**PROBLEM TO SOLVE:** Give back the full material, exactly as it reads.

**DATA RECORDS:**
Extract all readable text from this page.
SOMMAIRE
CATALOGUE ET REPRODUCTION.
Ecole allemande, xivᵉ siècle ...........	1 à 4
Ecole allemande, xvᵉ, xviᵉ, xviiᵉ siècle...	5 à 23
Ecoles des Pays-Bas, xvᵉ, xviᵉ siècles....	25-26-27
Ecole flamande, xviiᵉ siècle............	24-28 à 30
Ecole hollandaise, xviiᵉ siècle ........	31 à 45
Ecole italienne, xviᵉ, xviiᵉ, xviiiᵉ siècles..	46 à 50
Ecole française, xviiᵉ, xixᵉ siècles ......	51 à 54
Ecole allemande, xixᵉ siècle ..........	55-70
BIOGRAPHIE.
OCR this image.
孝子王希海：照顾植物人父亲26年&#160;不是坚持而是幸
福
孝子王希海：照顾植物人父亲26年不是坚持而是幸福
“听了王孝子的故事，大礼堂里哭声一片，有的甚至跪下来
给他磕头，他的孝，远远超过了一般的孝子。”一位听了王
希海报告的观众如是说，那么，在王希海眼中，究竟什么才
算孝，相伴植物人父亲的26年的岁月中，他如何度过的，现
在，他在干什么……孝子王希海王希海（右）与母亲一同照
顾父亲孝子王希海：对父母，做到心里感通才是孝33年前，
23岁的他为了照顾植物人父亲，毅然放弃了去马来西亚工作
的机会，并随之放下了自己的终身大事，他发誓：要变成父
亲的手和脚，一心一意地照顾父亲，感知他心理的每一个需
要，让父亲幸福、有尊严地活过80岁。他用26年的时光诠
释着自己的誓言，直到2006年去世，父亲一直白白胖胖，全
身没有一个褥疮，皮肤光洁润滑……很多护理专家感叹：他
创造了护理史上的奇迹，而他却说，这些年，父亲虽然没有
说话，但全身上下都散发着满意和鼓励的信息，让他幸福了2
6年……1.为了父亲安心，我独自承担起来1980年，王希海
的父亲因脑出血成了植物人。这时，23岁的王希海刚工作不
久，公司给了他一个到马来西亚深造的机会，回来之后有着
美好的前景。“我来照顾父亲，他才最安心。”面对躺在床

**ANSWER BELOW:**
Extract all readable text from this page.
SOMMAIRE
CATALOGUE ET REPRODUCTION.
Ecole allemande, xivᵉ siècle ...........	1 à 4
Ecole allemande, xvᵉ, xviᵉ, xviiᵉ siècle...	5 à 23
Ecoles des Pays-Bas, xvᵉ, xviᵉ siècles....	25-26-27
Ecole flamande, xviiᵉ siècle............	24-28 à 30
Ecole hollandaise, xviiᵉ siècle ........	31 à 45
Ecole italienne, xviᵉ, xviiᵉ, xviiiᵉ siècles..	46 à 50
Ecole française, xviiᵉ, xixᵉ siècles ......	51 à 54
Ecole allemande, xixᵉ siècle ..........	55-70
BIOGRAPHIE.
OCR this image.
孝子王希海：照顾植物人父亲26年&#160;不是坚持而是幸
福
孝子王希海：照顾植物人父亲26年不是坚持而是幸福
“听了王孝子的故事，大礼堂里哭声一片，有的甚至跪下来
给他磕头，他的孝，远远超过了一般的孝子。”一位听了王
希海报告的观众如是说，那么，在王希海眼中，究竟什么才
算孝，相伴植物人父亲的26年的岁月中，他如何度过的，现
在，他在干什么……孝子王希海王希海（右）与母亲一同照
顾父亲孝子王希海：对父母，做到心里感通才是孝33年前，
23岁的他为了照顾植物人父亲，毅然放弃了去马来西亚工作
的机会，并随之放下了自己的终身大事，他发誓：要变成父
亲的手和脚，一心一意地照顾父亲，感知他心理的每一个需
要，让父亲幸福、有尊严地活过80岁。他用26年的时光诠
释着自己的誓言，直到2006年去世，父亲一直白白胖胖，全
身没有一个褥疮，皮肤光洁润滑……很多护理专家感叹：他
创造了护理史上的奇迹，而他却说，这些年，父亲虽然没有
说话，但全身上下都散发着满意和鼓励的信息，让他幸福了2
6年……1.为了父亲安心，我独自承担起来1980年，王希海
的父亲因脑出血成了植物人。这时，23岁的王希海刚工作不
久，公司给了他一个到马来西亚深造的机会，回来之后有着
美好的前景。“我来照顾父亲，他才最安心。”面对躺在床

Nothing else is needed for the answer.